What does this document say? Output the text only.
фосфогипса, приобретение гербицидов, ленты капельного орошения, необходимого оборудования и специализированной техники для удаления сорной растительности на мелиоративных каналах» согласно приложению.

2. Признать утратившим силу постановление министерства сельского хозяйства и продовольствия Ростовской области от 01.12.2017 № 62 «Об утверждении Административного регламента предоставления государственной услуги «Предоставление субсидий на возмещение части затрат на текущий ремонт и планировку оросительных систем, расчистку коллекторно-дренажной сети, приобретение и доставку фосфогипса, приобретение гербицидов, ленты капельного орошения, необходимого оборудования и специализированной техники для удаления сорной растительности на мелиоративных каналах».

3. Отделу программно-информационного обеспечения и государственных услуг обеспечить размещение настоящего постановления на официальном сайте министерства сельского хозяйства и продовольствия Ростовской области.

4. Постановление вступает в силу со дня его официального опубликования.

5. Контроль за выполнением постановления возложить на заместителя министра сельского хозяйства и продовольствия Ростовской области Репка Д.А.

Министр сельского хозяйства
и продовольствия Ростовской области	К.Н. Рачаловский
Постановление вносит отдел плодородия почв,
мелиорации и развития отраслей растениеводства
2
__________
### Exercise aim
Retype the data exactly as given.

### Result for this exercise
What does this document say? Output the text only.
фосфогипса, приобретение гербицидов, ленты капельного орошения, необходимого оборудования и специализированной техники для удаления сорной растительности на мелиоративных каналах» согласно приложению.

2. Признать утратившим силу постановление министерства сельского хозяйства и продовольствия Ростовской области от 01.12.2017 № 62 «Об утверждении Административного регламента предоставления государственной услуги «Предоставление субсидий на возмещение части затрат на текущий ремонт и планировку оросительных систем, расчистку коллекторно-дренажной сети, приобретение и доставку фосфогипса, приобретение гербицидов, ленты капельного орошения, необходимого оборудования и специализированной техники для удаления сорной растительности на мелиоративных каналах».

3. Отделу программно-информационного обеспечения и государственных услуг обеспечить размещение настоящего постановления на официальном сайте министерства сельского хозяйства и продовольствия Ростовской области.

4. Постановление вступает в силу со дня его официального опубликования.

5. Контроль за выполнением постановления возложить на заместителя министра сельского хозяйства и продовольствия Ростовской области Репка Д.А.

Министр сельского хозяйства
и продовольствия Ростовской области	К.Н. Рачаловский
Постановление вносит отдел плодородия почв,
мелиорации и развития отраслей растениеводства
2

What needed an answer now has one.